SHORT EXERCISE:
Report how many lines contain "Create". Give the number and nothing else.

MATERIAL FOR THIS EXERCISE:
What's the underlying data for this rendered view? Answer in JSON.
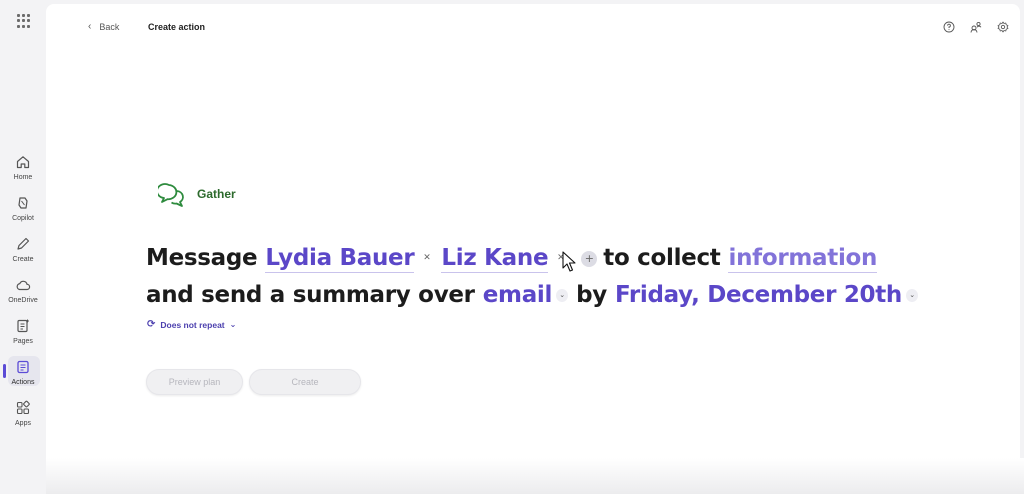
{
  "header": {
    "back_label": "Back",
    "title": "Create action"
  },
  "top_icons": [
    "help-icon",
    "share-people-icon",
    "settings-icon"
  ],
  "nav": {
    "items": [
      {
        "label": "Home",
        "icon": "home-icon"
      },
      {
        "label": "Copilot",
        "icon": "copilot-icon"
      },
      {
        "label": "Create",
        "icon": "pen-icon"
      },
      {
        "label": "OneDrive",
        "icon": "cloud-icon"
      },
      {
        "label": "Pages",
        "icon": "pages-icon"
      },
      {
        "label": "Actions",
        "icon": "actions-icon",
        "active": true
      },
      {
        "label": "Apps",
        "icon": "apps-icon"
      }
    ]
  },
  "action": {
    "category": "Gather",
    "line1": {
      "prefix": "Message",
      "recipients": [
        "Lydia Bauer",
        "Liz Kane"
      ],
      "middle": "to collect",
      "topic": "information"
    },
    "line2": {
      "prefix": "and send a summary over",
      "channel": "email",
      "middle": "by",
      "due": "Friday, December 20th"
    },
    "repeat_label": "Does not repeat"
  },
  "buttons": {
    "preview": "Preview plan",
    "create": "Create"
  },
  "colors": {
    "accent": "#5b47c8",
    "gather_green": "#2d6a2d"
  }
}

THE SOLUTION:
3